↓↓↓
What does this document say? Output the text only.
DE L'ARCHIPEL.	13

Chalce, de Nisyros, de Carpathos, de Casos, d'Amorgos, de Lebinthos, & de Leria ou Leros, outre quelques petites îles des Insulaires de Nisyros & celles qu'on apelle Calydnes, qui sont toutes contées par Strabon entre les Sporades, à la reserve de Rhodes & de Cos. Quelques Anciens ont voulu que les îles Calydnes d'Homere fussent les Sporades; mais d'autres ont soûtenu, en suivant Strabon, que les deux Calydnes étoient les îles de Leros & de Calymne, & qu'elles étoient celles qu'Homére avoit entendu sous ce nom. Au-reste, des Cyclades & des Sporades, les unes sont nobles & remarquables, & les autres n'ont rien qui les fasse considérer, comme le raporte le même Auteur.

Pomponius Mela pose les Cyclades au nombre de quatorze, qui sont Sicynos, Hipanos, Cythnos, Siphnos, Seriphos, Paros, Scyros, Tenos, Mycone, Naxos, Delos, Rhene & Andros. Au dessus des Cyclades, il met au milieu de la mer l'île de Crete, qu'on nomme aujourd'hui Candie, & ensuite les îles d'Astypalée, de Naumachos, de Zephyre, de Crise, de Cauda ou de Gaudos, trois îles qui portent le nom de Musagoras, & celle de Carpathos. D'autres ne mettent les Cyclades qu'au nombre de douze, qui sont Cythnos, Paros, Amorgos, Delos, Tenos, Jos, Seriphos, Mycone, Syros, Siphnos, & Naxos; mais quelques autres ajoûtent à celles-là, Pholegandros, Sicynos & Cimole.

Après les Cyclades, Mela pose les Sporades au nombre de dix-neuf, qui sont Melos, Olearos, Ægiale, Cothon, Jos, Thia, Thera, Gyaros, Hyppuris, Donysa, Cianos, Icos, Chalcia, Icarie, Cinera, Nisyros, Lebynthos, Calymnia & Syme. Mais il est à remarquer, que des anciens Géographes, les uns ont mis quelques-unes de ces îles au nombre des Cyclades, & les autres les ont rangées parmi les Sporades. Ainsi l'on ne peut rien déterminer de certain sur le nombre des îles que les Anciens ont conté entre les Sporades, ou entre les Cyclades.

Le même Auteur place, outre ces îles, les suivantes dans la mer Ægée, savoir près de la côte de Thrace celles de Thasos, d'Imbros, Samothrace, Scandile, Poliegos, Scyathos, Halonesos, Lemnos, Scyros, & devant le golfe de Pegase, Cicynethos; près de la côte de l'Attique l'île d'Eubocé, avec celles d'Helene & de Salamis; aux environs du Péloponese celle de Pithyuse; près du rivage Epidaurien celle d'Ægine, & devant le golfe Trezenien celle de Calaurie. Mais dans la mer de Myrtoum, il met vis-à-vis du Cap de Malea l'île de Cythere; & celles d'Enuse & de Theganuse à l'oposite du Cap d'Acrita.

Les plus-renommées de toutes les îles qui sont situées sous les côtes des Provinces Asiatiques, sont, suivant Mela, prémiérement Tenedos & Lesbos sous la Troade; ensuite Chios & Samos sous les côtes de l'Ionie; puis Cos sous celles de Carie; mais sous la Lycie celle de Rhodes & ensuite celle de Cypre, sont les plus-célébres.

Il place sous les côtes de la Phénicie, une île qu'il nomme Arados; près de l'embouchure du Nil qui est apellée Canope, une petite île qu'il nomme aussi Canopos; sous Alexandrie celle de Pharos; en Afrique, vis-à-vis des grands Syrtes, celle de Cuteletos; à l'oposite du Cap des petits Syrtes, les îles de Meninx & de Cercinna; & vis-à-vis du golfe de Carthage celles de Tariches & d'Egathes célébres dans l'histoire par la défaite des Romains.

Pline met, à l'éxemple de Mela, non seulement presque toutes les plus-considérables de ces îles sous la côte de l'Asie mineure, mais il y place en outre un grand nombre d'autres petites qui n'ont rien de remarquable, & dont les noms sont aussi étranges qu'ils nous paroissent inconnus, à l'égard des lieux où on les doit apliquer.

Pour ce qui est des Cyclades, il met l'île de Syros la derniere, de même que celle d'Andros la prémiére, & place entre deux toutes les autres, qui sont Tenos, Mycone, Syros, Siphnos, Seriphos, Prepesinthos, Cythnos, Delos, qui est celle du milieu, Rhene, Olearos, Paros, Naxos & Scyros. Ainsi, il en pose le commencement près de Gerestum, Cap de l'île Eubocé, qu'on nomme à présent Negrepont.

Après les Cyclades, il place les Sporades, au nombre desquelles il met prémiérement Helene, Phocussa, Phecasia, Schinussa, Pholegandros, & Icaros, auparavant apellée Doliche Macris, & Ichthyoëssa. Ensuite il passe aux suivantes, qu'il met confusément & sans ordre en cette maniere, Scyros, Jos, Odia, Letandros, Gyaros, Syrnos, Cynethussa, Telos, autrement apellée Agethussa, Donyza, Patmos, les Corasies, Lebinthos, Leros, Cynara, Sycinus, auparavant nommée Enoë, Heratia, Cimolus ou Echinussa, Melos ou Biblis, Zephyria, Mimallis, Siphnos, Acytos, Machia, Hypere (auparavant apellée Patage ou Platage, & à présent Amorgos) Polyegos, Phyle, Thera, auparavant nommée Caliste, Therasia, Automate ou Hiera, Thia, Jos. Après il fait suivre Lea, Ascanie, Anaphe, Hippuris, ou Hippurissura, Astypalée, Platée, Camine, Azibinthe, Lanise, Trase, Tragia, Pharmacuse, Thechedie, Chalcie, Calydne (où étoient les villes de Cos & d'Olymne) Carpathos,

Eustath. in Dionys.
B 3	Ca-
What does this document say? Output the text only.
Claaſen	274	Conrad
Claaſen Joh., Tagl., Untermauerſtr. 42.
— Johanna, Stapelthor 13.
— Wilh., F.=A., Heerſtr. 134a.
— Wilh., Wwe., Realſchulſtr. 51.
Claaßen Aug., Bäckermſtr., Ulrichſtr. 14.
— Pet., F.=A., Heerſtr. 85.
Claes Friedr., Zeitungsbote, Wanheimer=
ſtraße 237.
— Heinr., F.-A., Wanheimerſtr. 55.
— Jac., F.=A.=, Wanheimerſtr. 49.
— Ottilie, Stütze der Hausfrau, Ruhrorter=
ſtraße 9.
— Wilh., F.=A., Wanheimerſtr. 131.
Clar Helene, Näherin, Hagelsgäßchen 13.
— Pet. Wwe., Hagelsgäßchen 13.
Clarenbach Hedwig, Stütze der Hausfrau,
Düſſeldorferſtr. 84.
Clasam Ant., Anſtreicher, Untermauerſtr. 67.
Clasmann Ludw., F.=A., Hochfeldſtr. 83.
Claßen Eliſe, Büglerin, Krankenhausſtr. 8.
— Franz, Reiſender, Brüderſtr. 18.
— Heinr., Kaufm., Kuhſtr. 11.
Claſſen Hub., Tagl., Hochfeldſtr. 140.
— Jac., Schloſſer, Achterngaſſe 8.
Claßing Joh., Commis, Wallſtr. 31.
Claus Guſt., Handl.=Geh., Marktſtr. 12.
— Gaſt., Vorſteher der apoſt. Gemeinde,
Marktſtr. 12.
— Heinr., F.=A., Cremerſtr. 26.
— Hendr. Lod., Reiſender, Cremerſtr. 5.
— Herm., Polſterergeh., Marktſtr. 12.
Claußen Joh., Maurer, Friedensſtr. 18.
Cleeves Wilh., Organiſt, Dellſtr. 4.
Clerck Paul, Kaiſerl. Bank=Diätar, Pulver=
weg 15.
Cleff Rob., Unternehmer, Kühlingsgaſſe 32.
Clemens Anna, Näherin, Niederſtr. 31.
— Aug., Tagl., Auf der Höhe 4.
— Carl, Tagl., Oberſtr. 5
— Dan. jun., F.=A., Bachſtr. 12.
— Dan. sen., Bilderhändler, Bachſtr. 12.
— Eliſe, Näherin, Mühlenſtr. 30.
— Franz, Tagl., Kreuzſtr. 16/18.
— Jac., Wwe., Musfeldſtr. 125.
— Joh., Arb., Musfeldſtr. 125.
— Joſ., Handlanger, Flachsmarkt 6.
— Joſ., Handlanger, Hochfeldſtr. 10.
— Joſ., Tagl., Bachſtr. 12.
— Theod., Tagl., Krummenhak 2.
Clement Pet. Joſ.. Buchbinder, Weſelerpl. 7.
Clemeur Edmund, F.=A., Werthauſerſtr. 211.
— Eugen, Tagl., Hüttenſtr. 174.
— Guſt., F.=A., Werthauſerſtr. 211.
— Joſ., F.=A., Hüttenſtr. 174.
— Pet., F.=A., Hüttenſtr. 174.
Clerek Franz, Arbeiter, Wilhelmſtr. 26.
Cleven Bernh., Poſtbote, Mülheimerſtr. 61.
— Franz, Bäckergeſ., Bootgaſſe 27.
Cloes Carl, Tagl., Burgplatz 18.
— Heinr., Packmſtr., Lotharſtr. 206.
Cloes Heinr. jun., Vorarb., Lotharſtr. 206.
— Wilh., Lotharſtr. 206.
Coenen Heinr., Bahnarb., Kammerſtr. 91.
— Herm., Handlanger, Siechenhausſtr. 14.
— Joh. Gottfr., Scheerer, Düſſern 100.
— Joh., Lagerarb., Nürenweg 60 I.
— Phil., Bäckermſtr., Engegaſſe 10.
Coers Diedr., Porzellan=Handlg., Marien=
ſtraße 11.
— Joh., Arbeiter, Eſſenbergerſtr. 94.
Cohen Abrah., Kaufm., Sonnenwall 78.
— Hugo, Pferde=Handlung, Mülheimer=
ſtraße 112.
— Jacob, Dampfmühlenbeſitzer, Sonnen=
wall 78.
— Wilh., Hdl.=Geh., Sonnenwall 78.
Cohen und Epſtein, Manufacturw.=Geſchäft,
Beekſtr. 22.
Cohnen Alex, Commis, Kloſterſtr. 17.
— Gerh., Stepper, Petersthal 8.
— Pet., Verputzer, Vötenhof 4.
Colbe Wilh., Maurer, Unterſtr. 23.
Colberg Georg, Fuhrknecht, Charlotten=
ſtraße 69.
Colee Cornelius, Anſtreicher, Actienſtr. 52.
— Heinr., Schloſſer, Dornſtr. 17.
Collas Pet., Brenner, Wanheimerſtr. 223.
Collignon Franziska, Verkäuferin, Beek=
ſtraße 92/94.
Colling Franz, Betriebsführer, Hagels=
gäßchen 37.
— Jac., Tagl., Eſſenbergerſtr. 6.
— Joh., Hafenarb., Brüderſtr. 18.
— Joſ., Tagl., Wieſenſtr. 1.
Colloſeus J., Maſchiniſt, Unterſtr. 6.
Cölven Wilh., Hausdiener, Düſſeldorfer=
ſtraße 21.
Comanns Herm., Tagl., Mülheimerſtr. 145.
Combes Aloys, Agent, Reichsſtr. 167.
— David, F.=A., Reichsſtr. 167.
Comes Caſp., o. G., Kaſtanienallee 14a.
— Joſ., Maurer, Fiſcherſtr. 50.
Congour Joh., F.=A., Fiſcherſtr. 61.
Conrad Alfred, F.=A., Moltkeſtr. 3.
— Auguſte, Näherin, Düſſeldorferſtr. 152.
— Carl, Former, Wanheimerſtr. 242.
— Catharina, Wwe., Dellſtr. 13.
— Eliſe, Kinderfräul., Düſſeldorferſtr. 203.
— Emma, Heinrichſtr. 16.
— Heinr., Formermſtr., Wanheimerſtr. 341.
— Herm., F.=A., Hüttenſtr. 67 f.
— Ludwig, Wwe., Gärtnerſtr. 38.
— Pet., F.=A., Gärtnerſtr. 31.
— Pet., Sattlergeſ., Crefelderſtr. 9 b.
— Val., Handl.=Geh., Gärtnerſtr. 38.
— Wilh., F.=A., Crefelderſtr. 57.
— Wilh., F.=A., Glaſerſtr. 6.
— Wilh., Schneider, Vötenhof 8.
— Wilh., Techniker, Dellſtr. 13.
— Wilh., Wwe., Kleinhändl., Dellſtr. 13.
↑↑↑
Written problem: Scan the listing above for the word "Tagl" and show each line where it is found.

The reply:
Claaſen Joh., Tagl., Untermauerſtr. 42.
Claſſen Hub., Tagl., Hochfeldſtr. 140.
— Aug., Tagl., Auf der Höhe 4.
— Carl, Tagl., Oberſtr. 5
— Franz, Tagl., Kreuzſtr. 16/18.
— Joſ., Tagl., Bachſtr. 12.
— Theod., Tagl., Krummenhak 2.
— Eugen, Tagl., Hüttenſtr. 174.
Cloes Carl, Tagl., Burgplatz 18.
— Jac., Tagl., Eſſenbergerſtr. 6.
— Joſ., Tagl., Wieſenſtr. 1.
Comanns Herm., Tagl., Mülheimerſtr. 145.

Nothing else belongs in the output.